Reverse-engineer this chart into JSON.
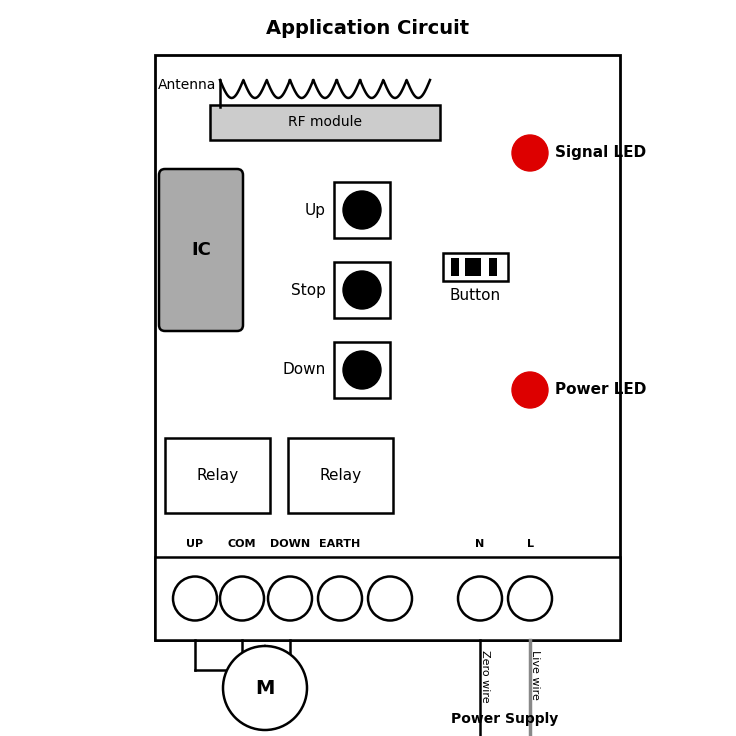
{
  "title": "Application Circuit",
  "bg_color": "#ffffff",
  "border_color": "#000000",
  "antenna_label": "Antenna",
  "rf_module_label": "RF module",
  "ic_label": "IC",
  "signal_led_label": "Signal LED",
  "power_led_label": "Power LED",
  "button_label": "Button",
  "up_label": "Up",
  "stop_label": "Stop",
  "down_label": "Down",
  "relay1_label": "Relay",
  "relay2_label": "Relay",
  "terminal_labels": [
    "UP",
    "COM",
    "DOWN",
    "EARTH",
    "",
    "N",
    "L"
  ],
  "motor_label": "M",
  "zero_wire_label": "Zero wire",
  "live_wire_label": "Live wire",
  "power_supply_label": "Power Supply",
  "led_color": "#dd0000",
  "gray_color": "#888888",
  "title_fontsize": 14,
  "label_fontsize": 11,
  "small_fontsize": 9
}
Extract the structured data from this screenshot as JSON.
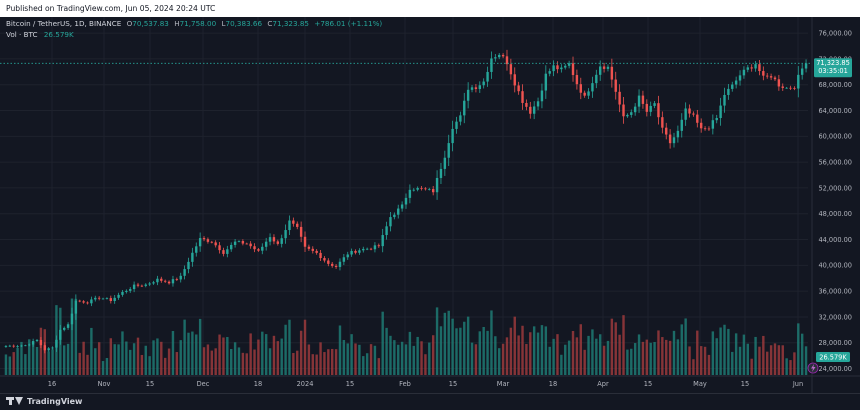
{
  "published_text": "Published on TradingView.com, Jun 05, 2024 20:24 UTC",
  "legend": {
    "symbol": "Bitcoin / TetherUS, 1D, BINANCE",
    "o_label": "O",
    "o_value": "70,537.83",
    "h_label": "H",
    "h_value": "71,758.00",
    "l_label": "L",
    "l_value": "70,383.66",
    "c_label": "C",
    "c_value": "71,323.85",
    "change": "+786.01 (+1.11%)",
    "vol_label": "Vol · BTC",
    "vol_value": "26.579K"
  },
  "price_badge": {
    "value": "71,323.85",
    "countdown": "03:35:01"
  },
  "volume_badge": "26.579K",
  "footer_brand": "TradingView",
  "colors": {
    "up": "#26a69a",
    "down": "#ef5350",
    "vol_up": "#1f7a73",
    "vol_down": "#9b3a3c",
    "background": "#131722",
    "text": "#b2b5be",
    "grid": "#1e222d"
  },
  "chart_data": {
    "type": "candlestick",
    "x_tick_labels": [
      "16",
      "Nov",
      "15",
      "Dec",
      "18",
      "2024",
      "15",
      "Feb",
      "15",
      "Mar",
      "18",
      "Apr",
      "15",
      "May",
      "15",
      "Jun"
    ],
    "y_tick_labels": [
      "24,000.00",
      "28,000.00",
      "32,000.00",
      "36,000.00",
      "40,000.00",
      "44,000.00",
      "48,000.00",
      "52,000.00",
      "56,000.00",
      "60,000.00",
      "64,000.00",
      "68,000.00",
      "72,000.00",
      "76,000.00"
    ],
    "ylim": [
      23000,
      78500
    ],
    "last_price": 71323.85,
    "close_path": [
      [
        0,
        27500
      ],
      [
        5,
        27600
      ],
      [
        8,
        28400
      ],
      [
        10,
        26900
      ],
      [
        12,
        27200
      ],
      [
        14,
        30000
      ],
      [
        16,
        30800
      ],
      [
        18,
        34500
      ],
      [
        21,
        34300
      ],
      [
        24,
        35000
      ],
      [
        27,
        34600
      ],
      [
        30,
        35800
      ],
      [
        33,
        36800
      ],
      [
        36,
        37000
      ],
      [
        39,
        37800
      ],
      [
        42,
        37400
      ],
      [
        45,
        38200
      ],
      [
        48,
        41900
      ],
      [
        50,
        44100
      ],
      [
        53,
        43700
      ],
      [
        56,
        42000
      ],
      [
        59,
        43600
      ],
      [
        62,
        43400
      ],
      [
        65,
        42100
      ],
      [
        68,
        44500
      ],
      [
        70,
        43200
      ],
      [
        73,
        46800
      ],
      [
        75,
        45700
      ],
      [
        77,
        42700
      ],
      [
        80,
        41900
      ],
      [
        83,
        40300
      ],
      [
        85,
        39800
      ],
      [
        88,
        41800
      ],
      [
        91,
        42400
      ],
      [
        94,
        42700
      ],
      [
        96,
        43000
      ],
      [
        99,
        47500
      ],
      [
        102,
        49200
      ],
      [
        104,
        52000
      ],
      [
        107,
        51800
      ],
      [
        110,
        51500
      ],
      [
        113,
        57000
      ],
      [
        115,
        61500
      ],
      [
        117,
        63000
      ],
      [
        119,
        67500
      ],
      [
        121,
        67700
      ],
      [
        123,
        68500
      ],
      [
        125,
        72200
      ],
      [
        127,
        72800
      ],
      [
        129,
        71500
      ],
      [
        131,
        68300
      ],
      [
        133,
        65500
      ],
      [
        135,
        63800
      ],
      [
        137,
        65500
      ],
      [
        139,
        69500
      ],
      [
        141,
        70800
      ],
      [
        143,
        70300
      ],
      [
        145,
        71200
      ],
      [
        147,
        68200
      ],
      [
        149,
        66000
      ],
      [
        151,
        68600
      ],
      [
        153,
        71000
      ],
      [
        155,
        70700
      ],
      [
        157,
        67000
      ],
      [
        159,
        62800
      ],
      [
        161,
        63800
      ],
      [
        163,
        66000
      ],
      [
        165,
        63800
      ],
      [
        167,
        65000
      ],
      [
        169,
        61000
      ],
      [
        171,
        59000
      ],
      [
        173,
        60700
      ],
      [
        175,
        64000
      ],
      [
        177,
        63000
      ],
      [
        179,
        61000
      ],
      [
        181,
        61500
      ],
      [
        183,
        62800
      ],
      [
        185,
        66500
      ],
      [
        187,
        67800
      ],
      [
        189,
        69500
      ],
      [
        191,
        70500
      ],
      [
        193,
        71300
      ],
      [
        195,
        69000
      ],
      [
        197,
        69400
      ],
      [
        199,
        68000
      ],
      [
        201,
        67500
      ],
      [
        203,
        67800
      ],
      [
        205,
        70500
      ],
      [
        206,
        71323.85
      ]
    ]
  }
}
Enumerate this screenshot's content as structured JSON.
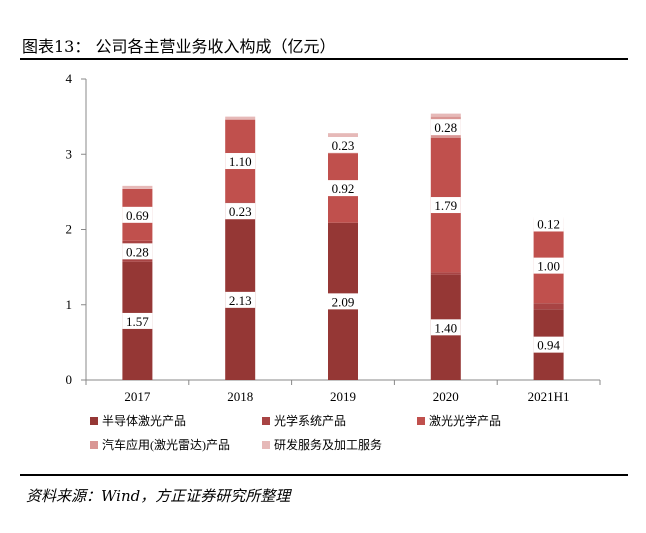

*WRITTEN PROBLEM*.
Extract each line from the listing that holds the word "this".

*WRITTEN RESPONSE*.
Reverse-engineer this chart into JSON.
Extract the structured data from this screenshot as JSON.
Enumerate this screenshot's content as structured JSON.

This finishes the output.